- [The records]:
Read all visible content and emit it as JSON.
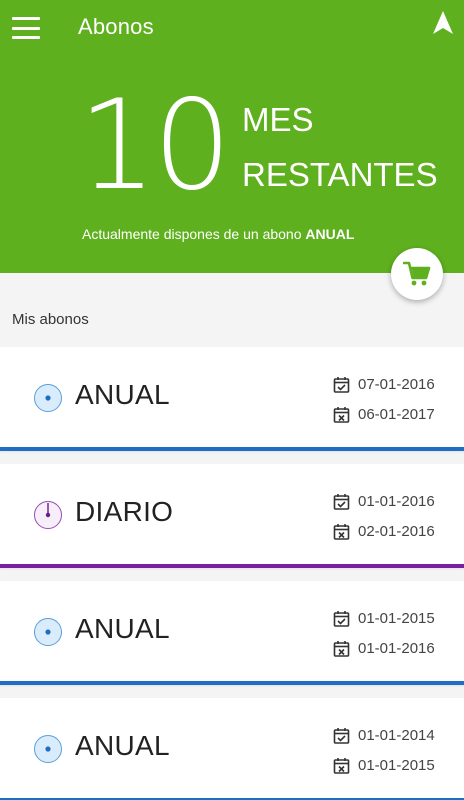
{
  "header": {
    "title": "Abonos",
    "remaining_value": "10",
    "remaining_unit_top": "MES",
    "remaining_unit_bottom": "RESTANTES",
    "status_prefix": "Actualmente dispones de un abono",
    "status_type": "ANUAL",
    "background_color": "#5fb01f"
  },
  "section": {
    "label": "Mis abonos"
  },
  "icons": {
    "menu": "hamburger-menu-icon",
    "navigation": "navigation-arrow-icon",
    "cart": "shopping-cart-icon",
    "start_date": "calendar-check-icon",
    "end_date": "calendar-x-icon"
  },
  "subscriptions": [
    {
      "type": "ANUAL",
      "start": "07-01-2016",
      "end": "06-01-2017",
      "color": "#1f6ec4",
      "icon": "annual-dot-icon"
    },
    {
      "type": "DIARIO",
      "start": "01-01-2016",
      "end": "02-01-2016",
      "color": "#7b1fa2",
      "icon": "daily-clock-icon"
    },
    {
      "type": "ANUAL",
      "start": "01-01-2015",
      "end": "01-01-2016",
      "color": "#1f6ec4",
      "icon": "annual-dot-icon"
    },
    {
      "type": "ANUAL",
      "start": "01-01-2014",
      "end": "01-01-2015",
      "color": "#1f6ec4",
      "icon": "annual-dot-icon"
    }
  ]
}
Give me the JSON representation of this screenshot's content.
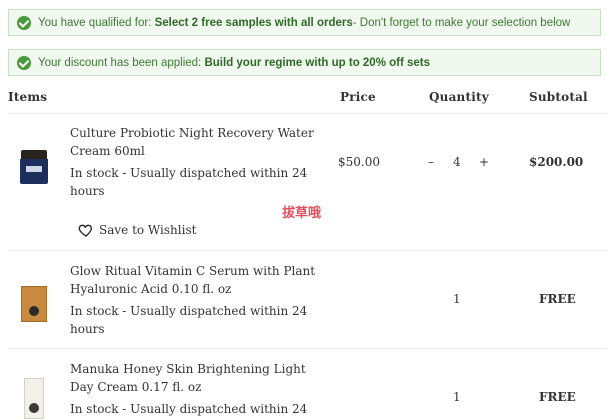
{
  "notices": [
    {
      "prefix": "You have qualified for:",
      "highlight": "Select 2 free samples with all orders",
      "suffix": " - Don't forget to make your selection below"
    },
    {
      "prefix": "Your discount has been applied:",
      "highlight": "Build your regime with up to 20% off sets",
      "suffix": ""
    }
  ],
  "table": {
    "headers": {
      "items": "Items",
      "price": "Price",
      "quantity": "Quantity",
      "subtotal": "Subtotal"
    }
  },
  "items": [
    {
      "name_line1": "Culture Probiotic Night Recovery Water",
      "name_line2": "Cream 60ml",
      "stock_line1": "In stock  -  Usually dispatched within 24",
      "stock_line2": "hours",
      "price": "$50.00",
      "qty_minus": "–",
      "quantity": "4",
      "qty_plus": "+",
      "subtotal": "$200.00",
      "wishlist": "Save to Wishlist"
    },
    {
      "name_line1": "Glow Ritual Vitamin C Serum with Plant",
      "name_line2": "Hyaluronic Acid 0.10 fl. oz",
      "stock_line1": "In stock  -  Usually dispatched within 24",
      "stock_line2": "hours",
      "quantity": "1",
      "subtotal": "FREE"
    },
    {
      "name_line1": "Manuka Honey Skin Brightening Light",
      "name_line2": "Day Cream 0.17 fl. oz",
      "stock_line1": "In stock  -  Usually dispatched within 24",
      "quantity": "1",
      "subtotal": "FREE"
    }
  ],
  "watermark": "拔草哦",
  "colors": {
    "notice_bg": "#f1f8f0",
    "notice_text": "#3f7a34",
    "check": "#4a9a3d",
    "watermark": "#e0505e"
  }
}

- [Set problem]:
Among these entries, how many lines include the string "content"? Reply with the number by itself.

- [Response to the task]:
2